▶ **GIVEN TASK**
Repeat exactly each line of the data provided below.
▽
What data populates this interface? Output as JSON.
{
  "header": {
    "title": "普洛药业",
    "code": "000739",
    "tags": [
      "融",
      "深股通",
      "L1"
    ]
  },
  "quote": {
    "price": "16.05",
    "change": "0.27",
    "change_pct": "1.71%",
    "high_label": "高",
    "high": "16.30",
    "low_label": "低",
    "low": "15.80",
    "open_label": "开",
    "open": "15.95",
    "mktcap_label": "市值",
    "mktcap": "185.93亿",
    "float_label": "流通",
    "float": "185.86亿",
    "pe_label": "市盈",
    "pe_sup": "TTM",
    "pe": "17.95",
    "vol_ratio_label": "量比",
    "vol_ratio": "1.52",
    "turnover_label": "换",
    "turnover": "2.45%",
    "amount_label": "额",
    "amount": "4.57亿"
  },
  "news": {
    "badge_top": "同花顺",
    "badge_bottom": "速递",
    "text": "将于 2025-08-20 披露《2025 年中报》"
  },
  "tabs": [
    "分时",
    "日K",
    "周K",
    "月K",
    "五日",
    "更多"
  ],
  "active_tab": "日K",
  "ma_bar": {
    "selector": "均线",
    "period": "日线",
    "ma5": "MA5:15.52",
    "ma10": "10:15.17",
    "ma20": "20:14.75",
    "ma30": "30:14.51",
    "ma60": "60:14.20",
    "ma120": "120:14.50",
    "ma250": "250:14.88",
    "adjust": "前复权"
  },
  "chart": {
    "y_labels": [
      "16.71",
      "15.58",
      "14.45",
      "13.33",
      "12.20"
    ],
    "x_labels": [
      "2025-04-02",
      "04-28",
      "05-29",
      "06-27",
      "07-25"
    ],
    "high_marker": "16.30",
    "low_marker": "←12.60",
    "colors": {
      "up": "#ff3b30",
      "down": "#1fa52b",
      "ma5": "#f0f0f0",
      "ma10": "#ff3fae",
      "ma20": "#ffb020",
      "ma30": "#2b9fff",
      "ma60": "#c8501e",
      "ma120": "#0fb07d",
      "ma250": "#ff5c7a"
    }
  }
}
△
▶ **EXPECTED ANSWER**
What data populates this interface? Output as JSON.
{
  "header": {
    "title": "普洛药业",
    "code": "000739",
    "tags": [
      "融",
      "深股通",
      "L1"
    ]
  },
  "quote": {
    "price": "16.05",
    "change": "0.27",
    "change_pct": "1.71%",
    "high_label": "高",
    "high": "16.30",
    "low_label": "低",
    "low": "15.80",
    "open_label": "开",
    "open": "15.95",
    "mktcap_label": "市值",
    "mktcap": "185.93亿",
    "float_label": "流通",
    "float": "185.86亿",
    "pe_label": "市盈",
    "pe_sup": "TTM",
    "pe": "17.95",
    "vol_ratio_label": "量比",
    "vol_ratio": "1.52",
    "turnover_label": "换",
    "turnover": "2.45%",
    "amount_label": "额",
    "amount": "4.57亿"
  },
  "news": {
    "badge_top": "同花顺",
    "badge_bottom": "速递",
    "text": "将于 2025-08-20 披露《2025 年中报》"
  },
  "tabs": [
    "分时",
    "日K",
    "周K",
    "月K",
    "五日",
    "更多"
  ],
  "active_tab": "日K",
  "ma_bar": {
    "selector": "均线",
    "period": "日线",
    "ma5": "MA5:15.52",
    "ma10": "10:15.17",
    "ma20": "20:14.75",
    "ma30": "30:14.51",
    "ma60": "60:14.20",
    "ma120": "120:14.50",
    "ma250": "250:14.88",
    "adjust": "前复权"
  },
  "chart": {
    "y_labels": [
      "16.71",
      "15.58",
      "14.45",
      "13.33",
      "12.20"
    ],
    "x_labels": [
      "2025-04-02",
      "04-28",
      "05-29",
      "06-27",
      "07-25"
    ],
    "high_marker": "16.30",
    "low_marker": "←12.60",
    "colors": {
      "up": "#ff3b30",
      "down": "#1fa52b",
      "ma5": "#f0f0f0",
      "ma10": "#ff3fae",
      "ma20": "#ffb020",
      "ma30": "#2b9fff",
      "ma60": "#c8501e",
      "ma120": "#0fb07d",
      "ma250": "#ff5c7a"
    }
  }
}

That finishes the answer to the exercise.